### Task to carry out
Quote all entries exactly, leaving pictures aside.

# Entries supplied start

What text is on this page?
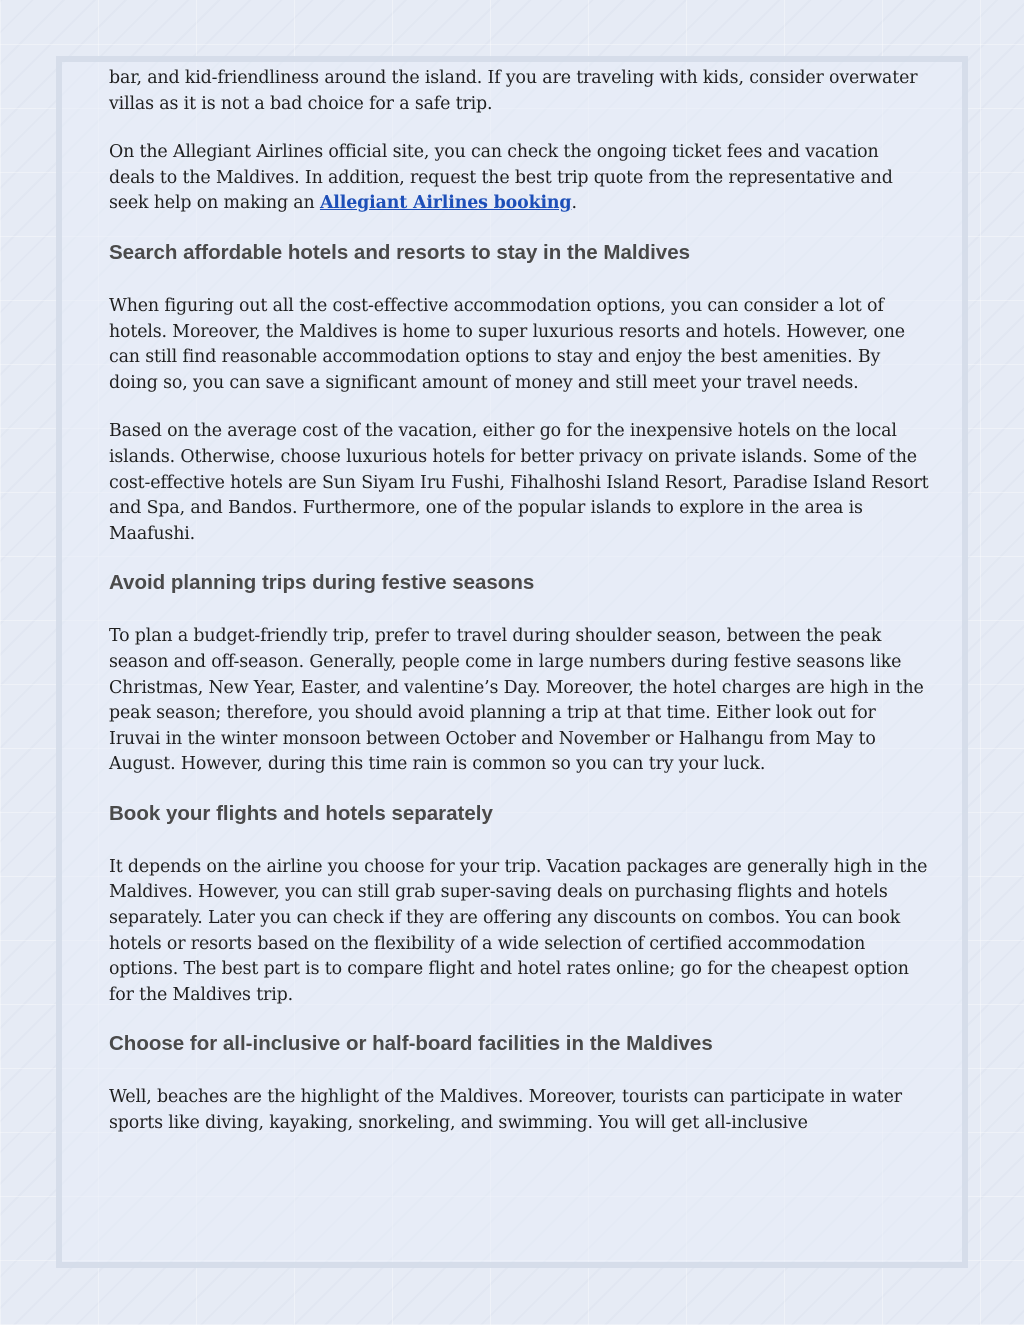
bar, and kid-friendliness around the island. If you are traveling with kids, consider overwater villas as it is not a bad choice for a safe trip.

On the Allegiant Airlines official site, you can check the ongoing ticket fees and vacation deals to the Maldives. In addition, request the best trip quote from the representative and seek help on making an Allegiant Airlines booking.

Search affordable hotels and resorts to stay in the Maldives

When figuring out all the cost-effective accommodation options, you can consider a lot of hotels. Moreover, the Maldives is home to super luxurious resorts and hotels. However, one can still find reasonable accommodation options to stay and enjoy the best amenities. By doing so, you can save a significant amount of money and still meet your travel needs.

Based on the average cost of the vacation, either go for the inexpensive hotels on the local islands. Otherwise, choose luxurious hotels for better privacy on private islands. Some of the cost-effective hotels are Sun Siyam Iru Fushi, Fihalhoshi Island Resort, Paradise Island Resort and Spa, and Bandos. Furthermore, one of the popular islands to explore in the area is Maafushi.

Avoid planning trips during festive seasons

To plan a budget-friendly trip, prefer to travel during shoulder season, between the peak season and off-season. Generally, people come in large numbers during festive seasons like Christmas, New Year, Easter, and valentine’s Day. Moreover, the hotel charges are high in the peak season; therefore, you should avoid planning a trip at that time. Either look out for Iruvai in the winter monsoon between October and November or Halhangu from May to August. However, during this time rain is common so you can try your luck.

Book your flights and hotels separately

It depends on the airline you choose for your trip. Vacation packages are generally high in the Maldives. However, you can still grab super-saving deals on purchasing flights and hotels separately. Later you can check if they are offering any discounts on combos. You can book hotels or resorts based on the flexibility of a wide selection of certified accommodation options. The best part is to compare flight and hotel rates online; go for the cheapest option for the Maldives trip.

Choose for all-inclusive or half-board facilities in the Maldives

Well, beaches are the highlight of the Maldives. Moreover, tourists can participate in water sports like diving, kayaking, snorkeling, and swimming. You will get all-inclusive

# Entries supplied end

### The output
What text is on this page?
bar, and kid-friendliness around the island. If you are traveling with kids, consider overwater villas as it is not a bad choice for a safe trip.

On the Allegiant Airlines official site, you can check the ongoing ticket fees and vacation deals to the Maldives. In addition, request the best trip quote from the representative and seek help on making an Allegiant Airlines booking.

Search affordable hotels and resorts to stay in the Maldives

When figuring out all the cost-effective accommodation options, you can consider a lot of hotels. Moreover, the Maldives is home to super luxurious resorts and hotels. However, one can still find reasonable accommodation options to stay and enjoy the best amenities. By doing so, you can save a significant amount of money and still meet your travel needs.

Based on the average cost of the vacation, either go for the inexpensive hotels on the local islands. Otherwise, choose luxurious hotels for better privacy on private islands. Some of the cost-effective hotels are Sun Siyam Iru Fushi, Fihalhoshi Island Resort, Paradise Island Resort and Spa, and Bandos. Furthermore, one of the popular islands to explore in the area is Maafushi.

Avoid planning trips during festive seasons

To plan a budget-friendly trip, prefer to travel during shoulder season, between the peak season and off-season. Generally, people come in large numbers during festive seasons like Christmas, New Year, Easter, and valentine’s Day. Moreover, the hotel charges are high in the peak season; therefore, you should avoid planning a trip at that time. Either look out for Iruvai in the winter monsoon between October and November or Halhangu from May to August. However, during this time rain is common so you can try your luck.

Book your flights and hotels separately

It depends on the airline you choose for your trip. Vacation packages are generally high in the Maldives. However, you can still grab super-saving deals on purchasing flights and hotels separately. Later you can check if they are offering any discounts on combos. You can book hotels or resorts based on the flexibility of a wide selection of certified accommodation options. The best part is to compare flight and hotel rates online; go for the cheapest option for the Maldives trip.

Choose for all-inclusive or half-board facilities in the Maldives

Well, beaches are the highlight of the Maldives. Moreover, tourists can participate in water sports like diving, kayaking, snorkeling, and swimming. You will get all-inclusive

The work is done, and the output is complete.